-- Start of RECORDS FOR THE TASK --

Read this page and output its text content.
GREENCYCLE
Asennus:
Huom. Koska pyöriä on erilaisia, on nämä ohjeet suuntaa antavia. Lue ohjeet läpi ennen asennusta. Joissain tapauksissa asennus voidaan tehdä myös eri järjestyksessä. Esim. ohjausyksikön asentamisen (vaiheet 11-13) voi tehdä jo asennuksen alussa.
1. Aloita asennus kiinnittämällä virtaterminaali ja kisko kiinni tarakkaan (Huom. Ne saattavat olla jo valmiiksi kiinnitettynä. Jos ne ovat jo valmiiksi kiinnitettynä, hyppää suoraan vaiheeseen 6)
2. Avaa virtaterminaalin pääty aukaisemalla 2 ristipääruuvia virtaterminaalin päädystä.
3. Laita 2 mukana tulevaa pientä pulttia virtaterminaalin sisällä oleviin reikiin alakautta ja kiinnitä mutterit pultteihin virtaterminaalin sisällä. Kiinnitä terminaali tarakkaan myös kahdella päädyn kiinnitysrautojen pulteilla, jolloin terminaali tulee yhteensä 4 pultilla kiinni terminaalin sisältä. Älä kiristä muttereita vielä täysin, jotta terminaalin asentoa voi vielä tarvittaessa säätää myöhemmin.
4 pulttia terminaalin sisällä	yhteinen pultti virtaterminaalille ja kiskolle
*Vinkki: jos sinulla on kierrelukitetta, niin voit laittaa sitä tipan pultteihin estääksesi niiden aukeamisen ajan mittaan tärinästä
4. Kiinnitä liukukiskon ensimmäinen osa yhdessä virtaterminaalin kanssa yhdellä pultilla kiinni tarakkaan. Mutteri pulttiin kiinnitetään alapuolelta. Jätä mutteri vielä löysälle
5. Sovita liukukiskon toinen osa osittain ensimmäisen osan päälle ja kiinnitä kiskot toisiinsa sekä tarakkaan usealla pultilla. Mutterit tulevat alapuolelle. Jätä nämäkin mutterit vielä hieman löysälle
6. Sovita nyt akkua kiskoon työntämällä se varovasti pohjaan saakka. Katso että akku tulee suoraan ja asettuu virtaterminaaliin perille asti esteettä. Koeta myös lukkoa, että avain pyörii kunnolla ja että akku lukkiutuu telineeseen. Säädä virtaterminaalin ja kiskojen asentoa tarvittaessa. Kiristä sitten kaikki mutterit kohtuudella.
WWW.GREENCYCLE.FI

-- End of RECORDS FOR THE TASK --

» **DIRECTIONS**:
Every line in the data that holds "myös" should be copied out.

» **SOLUTION FOR THIS PROBLEM**:
Huom. Koska pyöriä on erilaisia, on nämä ohjeet suuntaa antavia. Lue ohjeet läpi ennen asennusta. Joissain tapauksissa asennus voidaan tehdä myös eri järjestyksessä. Esim. ohjausyksikön asentamisen (vaiheet 11-13) voi tehdä jo asennuksen alussa.
3. Laita 2 mukana tulevaa pientä pulttia virtaterminaalin sisällä oleviin reikiin alakautta ja kiinnitä mutterit pultteihin virtaterminaalin sisällä. Kiinnitä terminaali tarakkaan myös kahdella päädyn kiinnitysrautojen pulteilla, jolloin terminaali tulee yhteensä 4 pultilla kiinni terminaalin sisältä. Älä kiristä muttereita vielä täysin, jotta terminaalin asentoa voi vielä tarvittaessa säätää myöhemmin.
6. Sovita nyt akkua kiskoon työntämällä se varovasti pohjaan saakka. Katso että akku tulee suoraan ja asettuu virtaterminaaliin perille asti esteettä. Koeta myös lukkoa, että avain pyörii kunnolla ja että akku lukkiutuu telineeseen. Säädä virtaterminaalin ja kiskojen asentoa tarvittaessa. Kiristä sitten kaikki mutterit kohtuudella.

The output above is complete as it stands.